Restate the whole listing word for word. Pictures are left out.
================
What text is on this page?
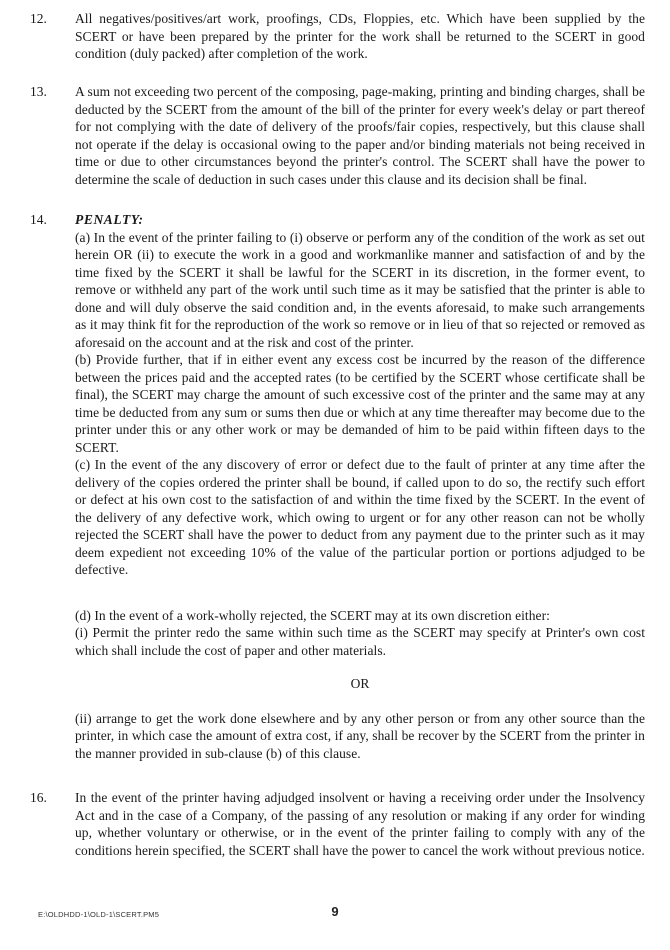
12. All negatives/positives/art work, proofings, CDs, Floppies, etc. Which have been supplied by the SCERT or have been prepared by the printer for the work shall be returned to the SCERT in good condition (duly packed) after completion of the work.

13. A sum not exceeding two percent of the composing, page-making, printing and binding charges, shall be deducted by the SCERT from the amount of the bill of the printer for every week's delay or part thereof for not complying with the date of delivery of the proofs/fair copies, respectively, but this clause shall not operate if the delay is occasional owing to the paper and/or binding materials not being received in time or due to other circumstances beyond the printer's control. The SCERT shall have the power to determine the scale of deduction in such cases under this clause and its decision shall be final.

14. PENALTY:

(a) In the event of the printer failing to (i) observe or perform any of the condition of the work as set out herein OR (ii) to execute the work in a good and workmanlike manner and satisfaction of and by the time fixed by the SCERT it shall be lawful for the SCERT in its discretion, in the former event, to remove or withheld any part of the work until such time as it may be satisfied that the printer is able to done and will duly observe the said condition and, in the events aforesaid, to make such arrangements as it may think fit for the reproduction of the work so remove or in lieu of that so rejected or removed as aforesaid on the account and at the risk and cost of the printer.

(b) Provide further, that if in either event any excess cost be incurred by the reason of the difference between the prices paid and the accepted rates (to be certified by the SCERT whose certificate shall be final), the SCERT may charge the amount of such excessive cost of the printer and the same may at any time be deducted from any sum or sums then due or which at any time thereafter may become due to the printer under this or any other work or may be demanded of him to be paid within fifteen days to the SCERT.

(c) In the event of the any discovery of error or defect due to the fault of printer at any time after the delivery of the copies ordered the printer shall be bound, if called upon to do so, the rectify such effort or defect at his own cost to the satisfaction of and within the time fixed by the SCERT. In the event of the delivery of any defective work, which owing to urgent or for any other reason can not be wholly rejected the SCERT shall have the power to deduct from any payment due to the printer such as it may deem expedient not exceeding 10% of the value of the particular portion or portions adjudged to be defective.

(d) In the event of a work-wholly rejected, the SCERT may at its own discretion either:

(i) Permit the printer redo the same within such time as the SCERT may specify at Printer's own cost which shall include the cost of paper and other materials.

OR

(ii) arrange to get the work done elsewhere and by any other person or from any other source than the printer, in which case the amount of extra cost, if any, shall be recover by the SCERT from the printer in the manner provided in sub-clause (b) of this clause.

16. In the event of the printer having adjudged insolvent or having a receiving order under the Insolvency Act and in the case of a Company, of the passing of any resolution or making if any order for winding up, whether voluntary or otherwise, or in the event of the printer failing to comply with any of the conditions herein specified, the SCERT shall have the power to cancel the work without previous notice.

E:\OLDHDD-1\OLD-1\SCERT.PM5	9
================
Result:
What text is on this page?
12. All negatives/positives/art work, proofings, CDs, Floppies, etc. Which have been supplied by the SCERT or have been prepared by the printer for the work shall be returned to the SCERT in good condition (duly packed) after completion of the work.

13. A sum not exceeding two percent of the composing, page-making, printing and binding charges, shall be deducted by the SCERT from the amount of the bill of the printer for every week's delay or part thereof for not complying with the date of delivery of the proofs/fair copies, respectively, but this clause shall not operate if the delay is occasional owing to the paper and/or binding materials not being received in time or due to other circumstances beyond the printer's control. The SCERT shall have the power to determine the scale of deduction in such cases under this clause and its decision shall be final.

14. PENALTY:

(a) In the event of the printer failing to (i) observe or perform any of the condition of the work as set out herein OR (ii) to execute the work in a good and workmanlike manner and satisfaction of and by the time fixed by the SCERT it shall be lawful for the SCERT in its discretion, in the former event, to remove or withheld any part of the work until such time as it may be satisfied that the printer is able to done and will duly observe the said condition and, in the events aforesaid, to make such arrangements as it may think fit for the reproduction of the work so remove or in lieu of that so rejected or removed as aforesaid on the account and at the risk and cost of the printer.

(b) Provide further, that if in either event any excess cost be incurred by the reason of the difference between the prices paid and the accepted rates (to be certified by the SCERT whose certificate shall be final), the SCERT may charge the amount of such excessive cost of the printer and the same may at any time be deducted from any sum or sums then due or which at any time thereafter may become due to the printer under this or any other work or may be demanded of him to be paid within fifteen days to the SCERT.

(c) In the event of the any discovery of error or defect due to the fault of printer at any time after the delivery of the copies ordered the printer shall be bound, if called upon to do so, the rectify such effort or defect at his own cost to the satisfaction of and within the time fixed by the SCERT. In the event of the delivery of any defective work, which owing to urgent or for any other reason can not be wholly rejected the SCERT shall have the power to deduct from any payment due to the printer such as it may deem expedient not exceeding 10% of the value of the particular portion or portions adjudged to be defective.

(d) In the event of a work-wholly rejected, the SCERT may at its own discretion either:

(i) Permit the printer redo the same within such time as the SCERT may specify at Printer's own cost which shall include the cost of paper and other materials.

OR

(ii) arrange to get the work done elsewhere and by any other person or from any other source than the printer, in which case the amount of extra cost, if any, shall be recover by the SCERT from the printer in the manner provided in sub-clause (b) of this clause.

16. In the event of the printer having adjudged insolvent or having a receiving order under the Insolvency Act and in the case of a Company, of the passing of any resolution or making if any order for winding up, whether voluntary or otherwise, or in the event of the printer failing to comply with any of the conditions herein specified, the SCERT shall have the power to cancel the work without previous notice.

E:\OLDHDD-1\OLD-1\SCERT.PM5	9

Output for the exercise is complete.